** begin **
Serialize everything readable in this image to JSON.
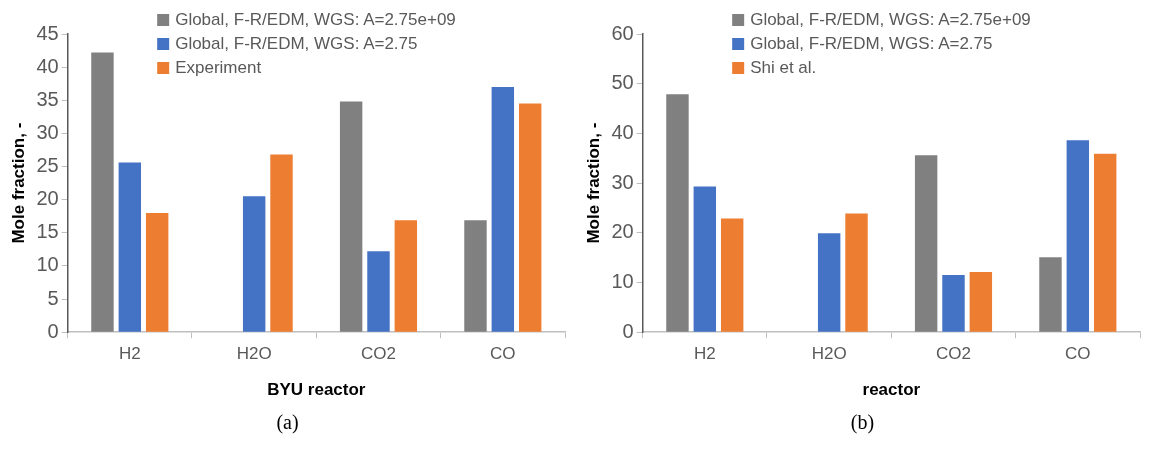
{
  "chart_data": [
    {
      "type": "bar",
      "xlabel": "BYU reactor",
      "ylabel": "Mole fraction, -",
      "categories": [
        "H2",
        "H2O",
        "CO2",
        "CO"
      ],
      "series": [
        {
          "name": "Global, F-R/EDM, WGS: A=2.75e+09",
          "color": "#808080",
          "values": [
            42.2,
            null,
            34.8,
            16.9
          ]
        },
        {
          "name": "Global, F-R/EDM, WGS: A=2.75",
          "color": "#4472c4",
          "values": [
            25.6,
            20.5,
            12.2,
            37.0
          ]
        },
        {
          "name": "Experiment",
          "color": "#ed7d31",
          "values": [
            18.0,
            26.8,
            16.9,
            34.5
          ]
        }
      ],
      "ylim": [
        0,
        45
      ],
      "yticks": [
        0,
        5,
        10,
        15,
        20,
        25,
        30,
        35,
        40,
        45
      ],
      "grid": false,
      "legend": "top right",
      "annotations": [
        "(a)"
      ]
    },
    {
      "type": "bar",
      "xlabel": "reactor",
      "ylabel": "Mole fraction, -",
      "categories": [
        "H2",
        "H2O",
        "CO2",
        "CO"
      ],
      "series": [
        {
          "name": "Global, F-R/EDM, WGS: A=2.75e+09",
          "color": "#808080",
          "values": [
            47.9,
            null,
            35.6,
            15.1
          ]
        },
        {
          "name": "Global, F-R/EDM, WGS: A=2.75",
          "color": "#4472c4",
          "values": [
            29.3,
            19.9,
            11.5,
            38.6
          ]
        },
        {
          "name": "Shi et al.",
          "color": "#ed7d31",
          "values": [
            22.9,
            23.9,
            12.1,
            35.9
          ]
        }
      ],
      "ylim": [
        0,
        60
      ],
      "yticks": [
        0,
        10,
        20,
        30,
        40,
        50,
        60
      ],
      "grid": false,
      "legend": "top right",
      "annotations": [
        "(b)"
      ]
    }
  ]
}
** end **
Omit the pictures. Output every record above word for word.

◆ WORKED ANSWER:
Serialize everything readable in this image to JSON.
{
  "chart_data": [
    {
      "type": "bar",
      "xlabel": "BYU reactor",
      "ylabel": "Mole fraction, -",
      "categories": [
        "H2",
        "H2O",
        "CO2",
        "CO"
      ],
      "series": [
        {
          "name": "Global, F-R/EDM, WGS: A=2.75e+09",
          "color": "#808080",
          "values": [
            42.2,
            null,
            34.8,
            16.9
          ]
        },
        {
          "name": "Global, F-R/EDM, WGS: A=2.75",
          "color": "#4472c4",
          "values": [
            25.6,
            20.5,
            12.2,
            37.0
          ]
        },
        {
          "name": "Experiment",
          "color": "#ed7d31",
          "values": [
            18.0,
            26.8,
            16.9,
            34.5
          ]
        }
      ],
      "ylim": [
        0,
        45
      ],
      "yticks": [
        0,
        5,
        10,
        15,
        20,
        25,
        30,
        35,
        40,
        45
      ],
      "grid": false,
      "legend": "top right",
      "annotations": [
        "(a)"
      ]
    },
    {
      "type": "bar",
      "xlabel": "reactor",
      "ylabel": "Mole fraction, -",
      "categories": [
        "H2",
        "H2O",
        "CO2",
        "CO"
      ],
      "series": [
        {
          "name": "Global, F-R/EDM, WGS: A=2.75e+09",
          "color": "#808080",
          "values": [
            47.9,
            null,
            35.6,
            15.1
          ]
        },
        {
          "name": "Global, F-R/EDM, WGS: A=2.75",
          "color": "#4472c4",
          "values": [
            29.3,
            19.9,
            11.5,
            38.6
          ]
        },
        {
          "name": "Shi et al.",
          "color": "#ed7d31",
          "values": [
            22.9,
            23.9,
            12.1,
            35.9
          ]
        }
      ],
      "ylim": [
        0,
        60
      ],
      "yticks": [
        0,
        10,
        20,
        30,
        40,
        50,
        60
      ],
      "grid": false,
      "legend": "top right",
      "annotations": [
        "(b)"
      ]
    }
  ]
}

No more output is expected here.